> _Challenge_:
Pick out the lines in the listing below that contain the word "right" and copy them.

[Source records]
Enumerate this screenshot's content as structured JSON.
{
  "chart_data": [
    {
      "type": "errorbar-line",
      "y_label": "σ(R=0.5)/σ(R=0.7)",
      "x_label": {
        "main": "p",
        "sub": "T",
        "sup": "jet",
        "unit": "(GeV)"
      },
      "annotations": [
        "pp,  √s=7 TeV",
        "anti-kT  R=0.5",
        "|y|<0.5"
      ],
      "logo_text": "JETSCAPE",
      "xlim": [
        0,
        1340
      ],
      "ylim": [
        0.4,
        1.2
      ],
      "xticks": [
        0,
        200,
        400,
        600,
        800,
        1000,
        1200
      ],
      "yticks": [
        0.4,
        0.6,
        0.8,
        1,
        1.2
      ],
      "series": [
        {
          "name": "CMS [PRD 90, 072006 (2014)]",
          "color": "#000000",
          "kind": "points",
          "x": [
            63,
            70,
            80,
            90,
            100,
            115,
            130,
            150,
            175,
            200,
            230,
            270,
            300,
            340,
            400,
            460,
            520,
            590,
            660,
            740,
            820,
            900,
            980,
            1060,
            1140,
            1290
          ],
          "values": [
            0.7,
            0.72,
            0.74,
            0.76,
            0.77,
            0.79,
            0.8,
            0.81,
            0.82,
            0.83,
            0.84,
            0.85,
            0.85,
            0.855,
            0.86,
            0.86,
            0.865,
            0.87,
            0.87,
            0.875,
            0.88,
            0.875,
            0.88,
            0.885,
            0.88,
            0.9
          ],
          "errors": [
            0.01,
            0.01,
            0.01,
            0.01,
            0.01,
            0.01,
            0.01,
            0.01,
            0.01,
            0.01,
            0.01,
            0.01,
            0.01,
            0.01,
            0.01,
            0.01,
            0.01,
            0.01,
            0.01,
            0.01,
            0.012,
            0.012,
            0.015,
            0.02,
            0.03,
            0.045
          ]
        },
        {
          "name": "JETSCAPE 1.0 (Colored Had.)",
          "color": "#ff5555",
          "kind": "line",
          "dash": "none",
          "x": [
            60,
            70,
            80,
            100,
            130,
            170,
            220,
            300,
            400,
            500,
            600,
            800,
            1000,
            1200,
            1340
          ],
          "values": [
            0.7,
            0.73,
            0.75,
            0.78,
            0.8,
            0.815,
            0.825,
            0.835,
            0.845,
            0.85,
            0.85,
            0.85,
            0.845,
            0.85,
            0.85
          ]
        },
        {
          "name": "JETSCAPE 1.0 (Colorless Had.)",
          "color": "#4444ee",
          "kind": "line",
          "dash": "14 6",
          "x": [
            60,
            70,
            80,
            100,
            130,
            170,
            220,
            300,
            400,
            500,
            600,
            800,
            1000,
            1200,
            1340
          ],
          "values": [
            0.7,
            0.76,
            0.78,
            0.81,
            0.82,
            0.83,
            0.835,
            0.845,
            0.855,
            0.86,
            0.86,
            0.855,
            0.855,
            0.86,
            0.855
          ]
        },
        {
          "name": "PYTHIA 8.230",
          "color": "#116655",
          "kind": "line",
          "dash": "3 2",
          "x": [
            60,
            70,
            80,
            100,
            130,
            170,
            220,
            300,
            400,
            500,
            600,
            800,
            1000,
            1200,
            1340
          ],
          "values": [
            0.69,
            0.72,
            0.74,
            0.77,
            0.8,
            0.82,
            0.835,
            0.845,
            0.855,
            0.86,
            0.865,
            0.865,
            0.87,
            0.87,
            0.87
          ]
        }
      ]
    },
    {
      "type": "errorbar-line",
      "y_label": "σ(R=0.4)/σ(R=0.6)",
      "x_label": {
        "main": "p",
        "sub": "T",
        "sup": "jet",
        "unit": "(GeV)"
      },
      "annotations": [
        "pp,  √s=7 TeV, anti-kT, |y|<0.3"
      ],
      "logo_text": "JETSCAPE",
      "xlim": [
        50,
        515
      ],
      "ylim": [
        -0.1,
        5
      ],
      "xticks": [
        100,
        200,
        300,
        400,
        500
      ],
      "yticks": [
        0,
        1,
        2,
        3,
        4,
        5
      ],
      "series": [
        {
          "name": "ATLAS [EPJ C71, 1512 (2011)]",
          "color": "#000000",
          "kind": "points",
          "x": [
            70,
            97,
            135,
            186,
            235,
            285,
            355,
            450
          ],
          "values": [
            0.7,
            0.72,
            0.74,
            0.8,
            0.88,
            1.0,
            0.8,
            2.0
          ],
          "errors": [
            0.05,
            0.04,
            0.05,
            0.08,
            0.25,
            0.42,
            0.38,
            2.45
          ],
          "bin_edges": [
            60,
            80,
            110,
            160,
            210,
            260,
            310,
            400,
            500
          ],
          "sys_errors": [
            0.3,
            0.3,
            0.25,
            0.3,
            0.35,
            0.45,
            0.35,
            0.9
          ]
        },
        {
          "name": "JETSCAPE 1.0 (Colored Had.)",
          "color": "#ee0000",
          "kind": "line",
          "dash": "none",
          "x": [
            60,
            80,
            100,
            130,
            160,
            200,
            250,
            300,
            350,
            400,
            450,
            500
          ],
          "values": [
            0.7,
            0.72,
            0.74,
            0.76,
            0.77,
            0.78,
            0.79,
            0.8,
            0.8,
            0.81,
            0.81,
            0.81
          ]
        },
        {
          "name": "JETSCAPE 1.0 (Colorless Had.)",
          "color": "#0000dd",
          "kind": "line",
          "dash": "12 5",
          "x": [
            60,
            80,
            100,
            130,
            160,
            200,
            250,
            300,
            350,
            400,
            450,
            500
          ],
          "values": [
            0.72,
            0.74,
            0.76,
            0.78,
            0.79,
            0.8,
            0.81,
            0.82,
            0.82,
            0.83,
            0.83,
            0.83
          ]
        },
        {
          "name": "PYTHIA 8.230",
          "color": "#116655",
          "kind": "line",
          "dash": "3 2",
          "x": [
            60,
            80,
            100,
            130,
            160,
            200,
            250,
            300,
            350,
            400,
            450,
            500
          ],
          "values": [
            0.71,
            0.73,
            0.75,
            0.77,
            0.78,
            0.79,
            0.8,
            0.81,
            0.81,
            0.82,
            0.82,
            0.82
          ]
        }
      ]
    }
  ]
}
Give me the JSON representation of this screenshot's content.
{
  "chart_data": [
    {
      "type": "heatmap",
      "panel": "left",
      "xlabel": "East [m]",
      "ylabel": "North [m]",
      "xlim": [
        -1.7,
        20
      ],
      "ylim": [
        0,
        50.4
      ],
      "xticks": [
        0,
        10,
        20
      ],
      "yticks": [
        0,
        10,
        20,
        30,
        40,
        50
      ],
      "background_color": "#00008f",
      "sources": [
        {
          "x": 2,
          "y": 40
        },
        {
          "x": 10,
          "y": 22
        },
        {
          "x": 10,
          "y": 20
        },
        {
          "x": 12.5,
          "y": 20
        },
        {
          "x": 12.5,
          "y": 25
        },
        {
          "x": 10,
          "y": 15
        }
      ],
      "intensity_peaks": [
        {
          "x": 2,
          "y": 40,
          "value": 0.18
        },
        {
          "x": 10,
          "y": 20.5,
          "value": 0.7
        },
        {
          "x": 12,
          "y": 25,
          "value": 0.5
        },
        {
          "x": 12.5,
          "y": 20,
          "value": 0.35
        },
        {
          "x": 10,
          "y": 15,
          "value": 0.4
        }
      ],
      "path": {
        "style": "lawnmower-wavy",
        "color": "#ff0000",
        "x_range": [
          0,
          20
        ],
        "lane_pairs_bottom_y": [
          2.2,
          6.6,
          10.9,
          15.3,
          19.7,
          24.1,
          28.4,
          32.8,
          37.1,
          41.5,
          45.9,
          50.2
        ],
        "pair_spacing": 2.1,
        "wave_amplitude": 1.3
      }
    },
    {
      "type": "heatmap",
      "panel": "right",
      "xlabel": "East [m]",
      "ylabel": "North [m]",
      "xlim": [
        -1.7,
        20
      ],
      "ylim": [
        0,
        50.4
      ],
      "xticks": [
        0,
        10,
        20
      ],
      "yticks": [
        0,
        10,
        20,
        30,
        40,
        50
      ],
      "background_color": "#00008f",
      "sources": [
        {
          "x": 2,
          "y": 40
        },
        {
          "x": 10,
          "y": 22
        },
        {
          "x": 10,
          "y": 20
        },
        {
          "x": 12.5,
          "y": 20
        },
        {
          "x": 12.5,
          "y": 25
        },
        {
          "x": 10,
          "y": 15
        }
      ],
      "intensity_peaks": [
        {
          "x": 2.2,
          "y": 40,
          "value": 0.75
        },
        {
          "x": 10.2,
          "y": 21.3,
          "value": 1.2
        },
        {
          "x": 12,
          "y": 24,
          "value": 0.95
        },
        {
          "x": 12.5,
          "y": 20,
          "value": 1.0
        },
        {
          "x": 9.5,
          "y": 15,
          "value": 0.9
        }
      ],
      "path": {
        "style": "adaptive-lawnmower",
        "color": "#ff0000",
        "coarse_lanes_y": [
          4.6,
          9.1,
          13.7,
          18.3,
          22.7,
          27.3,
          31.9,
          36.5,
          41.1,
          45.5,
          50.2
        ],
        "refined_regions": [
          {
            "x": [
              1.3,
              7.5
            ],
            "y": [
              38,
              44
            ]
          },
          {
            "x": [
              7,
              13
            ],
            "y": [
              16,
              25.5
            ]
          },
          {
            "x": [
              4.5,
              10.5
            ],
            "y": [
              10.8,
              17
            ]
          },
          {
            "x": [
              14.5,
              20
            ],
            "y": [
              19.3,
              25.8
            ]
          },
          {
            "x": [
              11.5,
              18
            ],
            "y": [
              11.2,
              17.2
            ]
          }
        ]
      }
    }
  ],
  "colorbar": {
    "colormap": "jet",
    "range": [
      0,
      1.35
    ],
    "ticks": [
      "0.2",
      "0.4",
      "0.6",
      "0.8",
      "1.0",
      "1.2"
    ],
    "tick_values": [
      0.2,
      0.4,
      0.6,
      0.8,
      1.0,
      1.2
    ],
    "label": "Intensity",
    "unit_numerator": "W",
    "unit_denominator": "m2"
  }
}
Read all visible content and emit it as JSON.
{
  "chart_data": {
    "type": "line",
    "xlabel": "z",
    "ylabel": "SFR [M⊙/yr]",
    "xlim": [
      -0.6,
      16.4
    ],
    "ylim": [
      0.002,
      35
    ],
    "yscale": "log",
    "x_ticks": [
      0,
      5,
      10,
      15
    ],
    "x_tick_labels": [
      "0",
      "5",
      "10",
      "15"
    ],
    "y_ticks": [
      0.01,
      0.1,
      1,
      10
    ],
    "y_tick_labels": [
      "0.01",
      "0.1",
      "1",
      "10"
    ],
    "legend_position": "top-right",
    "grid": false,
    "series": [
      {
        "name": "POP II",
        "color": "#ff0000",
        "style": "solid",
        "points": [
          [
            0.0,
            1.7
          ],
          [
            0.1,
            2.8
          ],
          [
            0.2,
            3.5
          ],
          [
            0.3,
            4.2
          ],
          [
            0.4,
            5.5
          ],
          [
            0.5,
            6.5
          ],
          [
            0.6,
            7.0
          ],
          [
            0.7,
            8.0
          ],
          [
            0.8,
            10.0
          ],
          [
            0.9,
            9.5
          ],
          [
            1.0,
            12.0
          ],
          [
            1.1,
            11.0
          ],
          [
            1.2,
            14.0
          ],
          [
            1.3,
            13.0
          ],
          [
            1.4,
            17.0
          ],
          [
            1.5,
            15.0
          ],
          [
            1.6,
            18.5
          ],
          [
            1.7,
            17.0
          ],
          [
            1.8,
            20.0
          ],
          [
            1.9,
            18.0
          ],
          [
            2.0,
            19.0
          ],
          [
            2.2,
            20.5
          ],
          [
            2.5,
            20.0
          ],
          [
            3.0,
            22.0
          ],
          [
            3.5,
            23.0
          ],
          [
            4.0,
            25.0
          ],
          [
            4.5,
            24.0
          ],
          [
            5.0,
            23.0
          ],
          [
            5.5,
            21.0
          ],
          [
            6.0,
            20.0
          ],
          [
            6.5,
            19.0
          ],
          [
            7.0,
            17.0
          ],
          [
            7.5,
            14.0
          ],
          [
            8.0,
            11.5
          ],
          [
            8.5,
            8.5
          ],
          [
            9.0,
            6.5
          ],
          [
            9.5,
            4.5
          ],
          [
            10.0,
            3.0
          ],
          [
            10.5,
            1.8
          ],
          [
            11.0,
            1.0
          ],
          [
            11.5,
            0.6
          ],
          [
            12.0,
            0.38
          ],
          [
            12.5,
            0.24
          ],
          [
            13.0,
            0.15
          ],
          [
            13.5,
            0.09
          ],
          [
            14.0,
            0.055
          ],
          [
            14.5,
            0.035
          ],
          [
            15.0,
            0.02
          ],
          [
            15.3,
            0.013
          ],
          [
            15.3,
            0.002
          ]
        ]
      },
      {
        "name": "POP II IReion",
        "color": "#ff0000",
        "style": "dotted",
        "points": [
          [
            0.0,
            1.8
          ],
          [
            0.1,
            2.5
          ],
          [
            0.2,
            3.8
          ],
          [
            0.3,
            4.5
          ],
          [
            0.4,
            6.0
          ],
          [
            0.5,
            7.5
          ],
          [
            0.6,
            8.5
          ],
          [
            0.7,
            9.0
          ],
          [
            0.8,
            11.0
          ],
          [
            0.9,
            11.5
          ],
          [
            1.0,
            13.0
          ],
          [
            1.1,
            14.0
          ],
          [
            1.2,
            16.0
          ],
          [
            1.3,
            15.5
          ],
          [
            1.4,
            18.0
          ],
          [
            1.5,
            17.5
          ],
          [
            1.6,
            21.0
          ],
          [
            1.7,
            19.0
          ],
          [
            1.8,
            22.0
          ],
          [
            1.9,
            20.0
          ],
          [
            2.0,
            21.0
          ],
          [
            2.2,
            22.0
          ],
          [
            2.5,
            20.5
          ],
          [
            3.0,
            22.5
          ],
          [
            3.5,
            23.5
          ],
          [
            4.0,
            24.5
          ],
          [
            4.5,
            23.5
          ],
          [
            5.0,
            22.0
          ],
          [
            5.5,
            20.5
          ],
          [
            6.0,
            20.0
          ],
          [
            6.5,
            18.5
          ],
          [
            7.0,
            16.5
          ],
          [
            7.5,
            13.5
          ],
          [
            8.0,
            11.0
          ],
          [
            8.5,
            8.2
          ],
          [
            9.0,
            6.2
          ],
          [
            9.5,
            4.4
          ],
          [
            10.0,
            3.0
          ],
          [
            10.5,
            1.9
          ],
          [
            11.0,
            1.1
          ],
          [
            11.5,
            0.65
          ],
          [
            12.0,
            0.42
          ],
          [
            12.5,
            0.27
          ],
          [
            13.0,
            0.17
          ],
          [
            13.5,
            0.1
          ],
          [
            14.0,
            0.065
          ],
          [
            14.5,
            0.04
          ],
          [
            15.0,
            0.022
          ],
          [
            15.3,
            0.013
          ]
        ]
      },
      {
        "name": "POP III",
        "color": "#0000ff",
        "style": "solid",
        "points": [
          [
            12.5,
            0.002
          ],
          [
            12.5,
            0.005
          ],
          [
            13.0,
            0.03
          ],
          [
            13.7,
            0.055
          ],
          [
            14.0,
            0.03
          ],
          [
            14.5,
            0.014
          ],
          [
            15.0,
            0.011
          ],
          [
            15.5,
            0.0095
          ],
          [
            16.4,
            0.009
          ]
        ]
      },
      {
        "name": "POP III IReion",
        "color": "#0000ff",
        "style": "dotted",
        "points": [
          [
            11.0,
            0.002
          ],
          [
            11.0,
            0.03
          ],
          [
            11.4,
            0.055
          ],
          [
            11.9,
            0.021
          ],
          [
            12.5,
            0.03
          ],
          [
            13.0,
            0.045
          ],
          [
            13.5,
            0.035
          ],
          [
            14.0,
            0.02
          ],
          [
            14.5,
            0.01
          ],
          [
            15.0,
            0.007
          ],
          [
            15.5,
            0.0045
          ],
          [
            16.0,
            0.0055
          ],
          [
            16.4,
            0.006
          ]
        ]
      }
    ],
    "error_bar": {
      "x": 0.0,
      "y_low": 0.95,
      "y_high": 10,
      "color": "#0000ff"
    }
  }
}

> _Task output_:
      "panel": "right",
    "legend_position": "top-right",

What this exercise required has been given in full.